Exercise description
Review the lines that follow and copy each one that contains the word "NUQUL".

Data listing
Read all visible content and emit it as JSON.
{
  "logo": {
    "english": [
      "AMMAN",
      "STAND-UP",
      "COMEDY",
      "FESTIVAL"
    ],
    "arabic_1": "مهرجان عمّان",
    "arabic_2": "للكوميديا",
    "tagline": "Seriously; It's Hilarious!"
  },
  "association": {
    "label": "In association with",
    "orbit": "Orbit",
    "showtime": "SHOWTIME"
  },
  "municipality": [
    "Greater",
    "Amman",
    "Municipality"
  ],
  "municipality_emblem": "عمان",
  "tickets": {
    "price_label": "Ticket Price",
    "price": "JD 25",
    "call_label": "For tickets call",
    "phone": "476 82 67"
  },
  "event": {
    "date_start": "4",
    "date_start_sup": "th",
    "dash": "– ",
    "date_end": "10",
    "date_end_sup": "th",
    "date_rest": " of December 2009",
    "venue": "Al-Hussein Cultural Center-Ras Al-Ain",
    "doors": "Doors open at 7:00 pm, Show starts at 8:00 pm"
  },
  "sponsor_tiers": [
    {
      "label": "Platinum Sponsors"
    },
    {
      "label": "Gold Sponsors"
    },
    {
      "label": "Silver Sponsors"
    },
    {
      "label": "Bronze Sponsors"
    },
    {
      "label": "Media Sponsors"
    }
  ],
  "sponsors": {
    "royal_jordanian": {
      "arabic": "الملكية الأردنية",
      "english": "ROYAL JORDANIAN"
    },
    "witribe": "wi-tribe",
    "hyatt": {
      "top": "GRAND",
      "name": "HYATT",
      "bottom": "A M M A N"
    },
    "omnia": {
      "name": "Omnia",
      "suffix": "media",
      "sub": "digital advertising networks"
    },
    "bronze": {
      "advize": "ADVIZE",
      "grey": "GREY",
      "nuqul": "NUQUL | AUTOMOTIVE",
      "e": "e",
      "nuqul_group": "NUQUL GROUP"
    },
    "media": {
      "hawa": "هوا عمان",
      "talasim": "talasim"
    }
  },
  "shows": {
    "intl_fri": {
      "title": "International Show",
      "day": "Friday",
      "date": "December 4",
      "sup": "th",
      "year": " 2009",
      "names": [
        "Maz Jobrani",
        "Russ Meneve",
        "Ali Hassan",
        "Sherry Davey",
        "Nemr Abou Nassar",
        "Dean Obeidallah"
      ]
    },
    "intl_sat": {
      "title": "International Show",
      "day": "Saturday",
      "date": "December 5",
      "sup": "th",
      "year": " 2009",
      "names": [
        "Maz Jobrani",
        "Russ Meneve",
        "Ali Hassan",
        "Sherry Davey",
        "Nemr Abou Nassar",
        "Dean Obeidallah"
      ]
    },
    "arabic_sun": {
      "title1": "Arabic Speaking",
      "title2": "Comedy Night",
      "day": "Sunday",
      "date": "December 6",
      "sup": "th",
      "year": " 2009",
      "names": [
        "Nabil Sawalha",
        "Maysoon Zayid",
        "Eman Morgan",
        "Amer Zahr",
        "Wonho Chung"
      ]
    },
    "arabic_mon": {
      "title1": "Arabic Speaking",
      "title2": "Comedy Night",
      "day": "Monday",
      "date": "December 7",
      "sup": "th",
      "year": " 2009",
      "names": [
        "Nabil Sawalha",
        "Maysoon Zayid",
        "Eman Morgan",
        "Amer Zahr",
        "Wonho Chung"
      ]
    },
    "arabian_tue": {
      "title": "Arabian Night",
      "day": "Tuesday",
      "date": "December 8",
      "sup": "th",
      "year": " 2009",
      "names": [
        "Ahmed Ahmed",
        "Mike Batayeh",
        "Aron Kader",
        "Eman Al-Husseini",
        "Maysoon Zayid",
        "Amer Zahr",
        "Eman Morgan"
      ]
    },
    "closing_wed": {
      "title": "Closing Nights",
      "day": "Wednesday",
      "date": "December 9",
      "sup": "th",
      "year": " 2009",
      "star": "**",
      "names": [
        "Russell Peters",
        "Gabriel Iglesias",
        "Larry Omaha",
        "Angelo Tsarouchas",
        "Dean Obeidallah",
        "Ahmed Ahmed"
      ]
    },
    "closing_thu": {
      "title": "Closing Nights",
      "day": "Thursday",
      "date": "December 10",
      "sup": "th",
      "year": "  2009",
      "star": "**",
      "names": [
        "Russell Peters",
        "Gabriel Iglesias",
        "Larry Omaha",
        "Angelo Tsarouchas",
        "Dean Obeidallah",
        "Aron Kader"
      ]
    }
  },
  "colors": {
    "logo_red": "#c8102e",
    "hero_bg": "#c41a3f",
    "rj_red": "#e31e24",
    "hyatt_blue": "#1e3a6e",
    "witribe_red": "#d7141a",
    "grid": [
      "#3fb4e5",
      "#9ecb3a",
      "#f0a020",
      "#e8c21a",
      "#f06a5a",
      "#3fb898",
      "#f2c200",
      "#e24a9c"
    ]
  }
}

The reply
      "nuqul": "NUQUL | AUTOMOTIVE",
      "nuqul_group": "NUQUL GROUP"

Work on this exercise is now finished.